▸ **Instruction**: Copy out, exactly as written, only the line containing "Read this page and output its text content." and the lines after it through the end of the records.

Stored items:
----------

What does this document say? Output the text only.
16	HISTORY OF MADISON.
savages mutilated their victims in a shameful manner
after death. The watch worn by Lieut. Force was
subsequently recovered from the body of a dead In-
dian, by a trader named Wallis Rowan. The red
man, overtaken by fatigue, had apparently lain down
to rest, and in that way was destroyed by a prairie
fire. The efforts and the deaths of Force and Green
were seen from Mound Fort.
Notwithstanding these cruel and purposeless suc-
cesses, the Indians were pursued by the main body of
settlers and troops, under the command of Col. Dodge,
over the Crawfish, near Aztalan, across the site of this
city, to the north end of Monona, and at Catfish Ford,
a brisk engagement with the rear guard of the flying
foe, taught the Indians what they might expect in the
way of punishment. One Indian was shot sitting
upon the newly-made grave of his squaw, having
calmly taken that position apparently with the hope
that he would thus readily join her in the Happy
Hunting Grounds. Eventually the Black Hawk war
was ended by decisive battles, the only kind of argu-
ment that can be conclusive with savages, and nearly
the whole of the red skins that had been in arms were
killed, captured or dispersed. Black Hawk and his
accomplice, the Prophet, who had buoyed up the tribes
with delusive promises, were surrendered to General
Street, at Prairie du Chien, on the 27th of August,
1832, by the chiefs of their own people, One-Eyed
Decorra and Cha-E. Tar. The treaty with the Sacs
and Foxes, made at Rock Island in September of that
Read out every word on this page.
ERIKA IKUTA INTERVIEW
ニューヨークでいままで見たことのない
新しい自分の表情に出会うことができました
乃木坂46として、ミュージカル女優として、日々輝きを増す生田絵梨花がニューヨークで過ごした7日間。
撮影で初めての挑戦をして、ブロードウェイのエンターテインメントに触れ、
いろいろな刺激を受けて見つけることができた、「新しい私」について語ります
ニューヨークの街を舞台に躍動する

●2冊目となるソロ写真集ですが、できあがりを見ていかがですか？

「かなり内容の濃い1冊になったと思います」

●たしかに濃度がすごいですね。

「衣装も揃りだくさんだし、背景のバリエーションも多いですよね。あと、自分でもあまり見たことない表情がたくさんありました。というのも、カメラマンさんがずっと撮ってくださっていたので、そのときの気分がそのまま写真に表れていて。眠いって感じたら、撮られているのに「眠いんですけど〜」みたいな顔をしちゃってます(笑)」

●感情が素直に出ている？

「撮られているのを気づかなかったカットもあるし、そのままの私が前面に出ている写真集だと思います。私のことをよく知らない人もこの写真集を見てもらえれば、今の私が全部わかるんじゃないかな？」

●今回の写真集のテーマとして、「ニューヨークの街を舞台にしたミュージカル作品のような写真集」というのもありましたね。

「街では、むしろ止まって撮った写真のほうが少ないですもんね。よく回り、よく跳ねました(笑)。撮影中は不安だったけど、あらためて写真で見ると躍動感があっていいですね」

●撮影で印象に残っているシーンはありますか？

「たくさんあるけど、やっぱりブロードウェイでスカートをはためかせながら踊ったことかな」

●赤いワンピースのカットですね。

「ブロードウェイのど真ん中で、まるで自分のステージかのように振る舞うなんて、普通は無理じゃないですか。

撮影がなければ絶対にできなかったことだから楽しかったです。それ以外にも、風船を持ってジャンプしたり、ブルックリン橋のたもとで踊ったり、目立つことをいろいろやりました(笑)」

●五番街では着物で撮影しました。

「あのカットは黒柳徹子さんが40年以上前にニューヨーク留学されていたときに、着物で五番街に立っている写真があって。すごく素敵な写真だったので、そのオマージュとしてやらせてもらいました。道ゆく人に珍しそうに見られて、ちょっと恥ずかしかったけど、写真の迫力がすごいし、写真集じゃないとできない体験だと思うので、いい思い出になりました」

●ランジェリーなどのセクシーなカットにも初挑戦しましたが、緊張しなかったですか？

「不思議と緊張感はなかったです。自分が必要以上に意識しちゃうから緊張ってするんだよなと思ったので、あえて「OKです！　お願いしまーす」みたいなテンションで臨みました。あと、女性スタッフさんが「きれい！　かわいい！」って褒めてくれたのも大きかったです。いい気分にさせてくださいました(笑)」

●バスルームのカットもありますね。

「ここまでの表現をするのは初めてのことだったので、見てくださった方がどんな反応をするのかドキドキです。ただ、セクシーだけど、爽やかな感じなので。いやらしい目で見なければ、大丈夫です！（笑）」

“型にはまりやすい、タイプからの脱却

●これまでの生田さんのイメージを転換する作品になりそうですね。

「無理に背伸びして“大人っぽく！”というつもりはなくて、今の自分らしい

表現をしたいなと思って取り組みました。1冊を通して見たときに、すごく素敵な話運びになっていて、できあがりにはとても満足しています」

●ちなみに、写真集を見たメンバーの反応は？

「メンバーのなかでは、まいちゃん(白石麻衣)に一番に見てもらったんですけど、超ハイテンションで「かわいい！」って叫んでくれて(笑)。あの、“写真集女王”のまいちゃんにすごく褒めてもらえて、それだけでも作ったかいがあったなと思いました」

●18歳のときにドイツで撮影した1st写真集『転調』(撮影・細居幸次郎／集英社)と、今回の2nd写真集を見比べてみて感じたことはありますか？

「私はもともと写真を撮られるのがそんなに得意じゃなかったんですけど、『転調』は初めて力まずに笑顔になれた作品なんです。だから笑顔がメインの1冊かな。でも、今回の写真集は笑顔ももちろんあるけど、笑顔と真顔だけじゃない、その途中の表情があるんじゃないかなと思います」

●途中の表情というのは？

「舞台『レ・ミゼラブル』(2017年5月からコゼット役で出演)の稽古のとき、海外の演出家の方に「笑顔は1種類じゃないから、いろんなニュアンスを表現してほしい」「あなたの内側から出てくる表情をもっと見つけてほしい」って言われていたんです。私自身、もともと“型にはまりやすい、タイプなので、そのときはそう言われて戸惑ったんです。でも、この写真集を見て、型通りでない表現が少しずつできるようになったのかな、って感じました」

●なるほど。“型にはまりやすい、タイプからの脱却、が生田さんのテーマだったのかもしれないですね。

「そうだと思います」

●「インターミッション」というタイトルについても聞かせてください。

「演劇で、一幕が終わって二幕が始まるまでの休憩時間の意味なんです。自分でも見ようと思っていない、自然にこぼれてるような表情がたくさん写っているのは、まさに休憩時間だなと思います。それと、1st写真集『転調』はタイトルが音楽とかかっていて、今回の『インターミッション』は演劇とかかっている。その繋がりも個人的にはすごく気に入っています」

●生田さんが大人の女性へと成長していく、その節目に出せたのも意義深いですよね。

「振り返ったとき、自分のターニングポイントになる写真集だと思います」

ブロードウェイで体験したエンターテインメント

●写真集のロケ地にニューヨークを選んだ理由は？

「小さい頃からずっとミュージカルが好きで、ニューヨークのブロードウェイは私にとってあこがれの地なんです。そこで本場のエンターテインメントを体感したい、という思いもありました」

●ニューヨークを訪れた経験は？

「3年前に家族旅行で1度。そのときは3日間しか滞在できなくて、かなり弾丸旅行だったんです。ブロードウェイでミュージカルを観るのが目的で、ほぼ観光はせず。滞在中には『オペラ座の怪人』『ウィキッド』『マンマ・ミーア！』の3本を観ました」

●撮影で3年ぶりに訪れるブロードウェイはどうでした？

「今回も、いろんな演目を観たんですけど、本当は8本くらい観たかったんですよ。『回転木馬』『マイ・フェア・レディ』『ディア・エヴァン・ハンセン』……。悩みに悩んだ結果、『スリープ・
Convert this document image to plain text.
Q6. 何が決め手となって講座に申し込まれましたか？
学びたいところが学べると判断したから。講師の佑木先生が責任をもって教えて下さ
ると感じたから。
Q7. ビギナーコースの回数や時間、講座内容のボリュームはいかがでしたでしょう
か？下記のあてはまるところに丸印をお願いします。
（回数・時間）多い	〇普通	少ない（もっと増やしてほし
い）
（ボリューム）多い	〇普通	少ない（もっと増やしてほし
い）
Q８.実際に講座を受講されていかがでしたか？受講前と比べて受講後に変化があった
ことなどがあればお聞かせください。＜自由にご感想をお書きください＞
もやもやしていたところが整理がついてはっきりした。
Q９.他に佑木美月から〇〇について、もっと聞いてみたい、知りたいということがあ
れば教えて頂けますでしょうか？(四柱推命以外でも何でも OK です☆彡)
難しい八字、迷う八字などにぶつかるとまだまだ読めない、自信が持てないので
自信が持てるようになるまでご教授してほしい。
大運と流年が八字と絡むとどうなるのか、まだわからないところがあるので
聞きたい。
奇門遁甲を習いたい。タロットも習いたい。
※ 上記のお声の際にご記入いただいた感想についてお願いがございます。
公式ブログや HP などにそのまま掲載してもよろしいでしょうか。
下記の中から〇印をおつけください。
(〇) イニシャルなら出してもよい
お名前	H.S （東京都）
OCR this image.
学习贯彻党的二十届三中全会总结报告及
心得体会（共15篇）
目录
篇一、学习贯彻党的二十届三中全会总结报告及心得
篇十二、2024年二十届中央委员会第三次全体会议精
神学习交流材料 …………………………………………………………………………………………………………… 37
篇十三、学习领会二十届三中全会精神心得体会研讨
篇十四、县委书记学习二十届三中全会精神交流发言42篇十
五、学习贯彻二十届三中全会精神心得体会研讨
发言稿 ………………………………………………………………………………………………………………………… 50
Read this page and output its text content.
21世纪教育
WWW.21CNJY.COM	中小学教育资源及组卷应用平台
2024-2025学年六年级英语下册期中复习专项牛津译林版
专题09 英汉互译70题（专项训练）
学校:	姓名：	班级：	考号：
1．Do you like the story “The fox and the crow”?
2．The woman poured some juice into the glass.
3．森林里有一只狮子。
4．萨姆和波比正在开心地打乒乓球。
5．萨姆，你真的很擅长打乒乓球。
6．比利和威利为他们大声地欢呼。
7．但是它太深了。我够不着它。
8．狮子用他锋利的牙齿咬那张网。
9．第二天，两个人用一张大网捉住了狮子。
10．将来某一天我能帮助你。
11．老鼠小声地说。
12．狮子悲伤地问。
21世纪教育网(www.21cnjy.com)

----------

▸ **Result below**:
Read this page and output its text content.
21世纪教育
WWW.21CNJY.COM	中小学教育资源及组卷应用平台
2024-2025学年六年级英语下册期中复习专项牛津译林版
专题09 英汉互译70题（专项训练）
学校:	姓名：	班级：	考号：
1．Do you like the story “The fox and the crow”?
2．The woman poured some juice into the glass.
3．森林里有一只狮子。
4．萨姆和波比正在开心地打乒乓球。
5．萨姆，你真的很擅长打乒乓球。
6．比利和威利为他们大声地欢呼。
7．但是它太深了。我够不着它。
8．狮子用他锋利的牙齿咬那张网。
9．第二天，两个人用一张大网捉住了狮子。
10．将来某一天我能帮助你。
11．老鼠小声地说。
12．狮子悲伤地问。
21世纪教育网(www.21cnjy.com)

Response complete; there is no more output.